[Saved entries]

++++

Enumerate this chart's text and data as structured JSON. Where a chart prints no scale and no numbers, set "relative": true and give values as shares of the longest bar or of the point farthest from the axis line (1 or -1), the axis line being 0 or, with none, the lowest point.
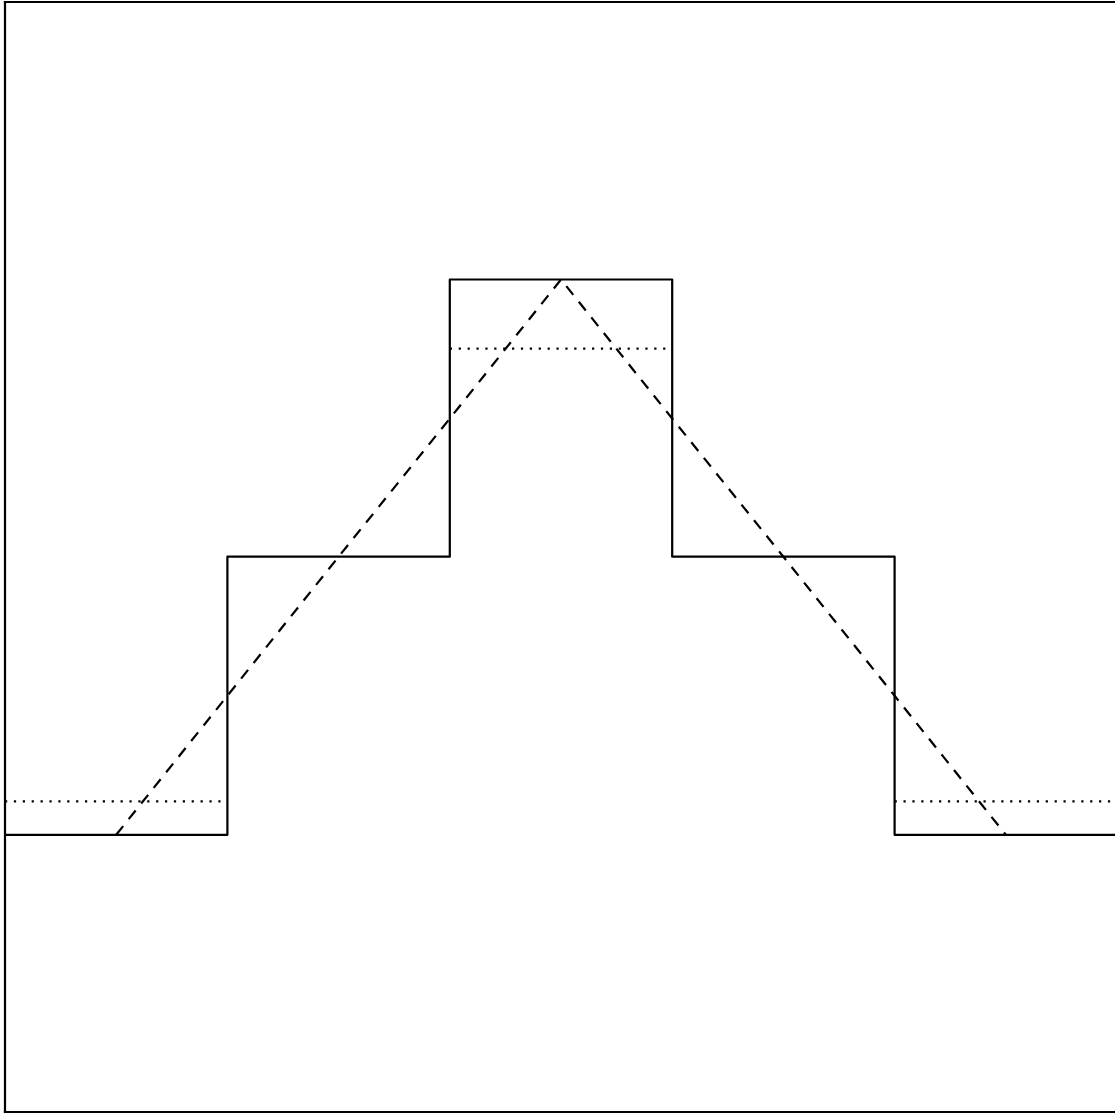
{
  "chart_data": {
    "type": "step",
    "relative": true,
    "categories": [
      null,
      null,
      null,
      null,
      null,
      null,
      null,
      null,
      null,
      null,
      null
    ],
    "series": [
      {
        "color": "#000000",
        "line_style": "solid",
        "values": [
          0.333,
          0.333,
          0.667,
          0.667,
          1,
          1,
          0.667,
          0.667,
          0.333,
          0.333,
          0.333
        ]
      },
      {
        "color": "#000000",
        "line_style": "dotted",
        "values": [
          0.373,
          0.373,
          null,
          null,
          0.917,
          0.917,
          null,
          null,
          0.373,
          0.373,
          0.373
        ]
      },
      {
        "type": "line",
        "color": "#000000",
        "line_style": "dashed",
        "values": [
          null,
          0.333,
          0.5,
          0.667,
          0.833,
          1,
          0.833,
          0.667,
          0.5,
          0.333,
          null
        ]
      }
    ]
  }
}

++++

#### WORK REQUIRED
Reproduce the material word for word, minus the images.

#### FINAL RESULT
Enumerate this chart's text and data as structured JSON. Where a chart prints no scale and no numbers, set "relative": true and give values as shares of the longest bar or of the point farthest from the axis line (1 or -1), the axis line being 0 or, with none, the lowest point.
{
  "chart_data": {
    "type": "step",
    "relative": true,
    "categories": [
      null,
      null,
      null,
      null,
      null,
      null,
      null,
      null,
      null,
      null,
      null
    ],
    "series": [
      {
        "color": "#000000",
        "line_style": "solid",
        "values": [
          0.333,
          0.333,
          0.667,
          0.667,
          1,
          1,
          0.667,
          0.667,
          0.333,
          0.333,
          0.333
        ]
      },
      {
        "color": "#000000",
        "line_style": "dotted",
        "values": [
          0.373,
          0.373,
          null,
          null,
          0.917,
          0.917,
          null,
          null,
          0.373,
          0.373,
          0.373
        ]
      },
      {
        "type": "line",
        "color": "#000000",
        "line_style": "dashed",
        "values": [
          null,
          0.333,
          0.5,
          0.667,
          0.833,
          1,
          0.833,
          0.667,
          0.5,
          0.333,
          null
        ]
      }
    ]
  }
}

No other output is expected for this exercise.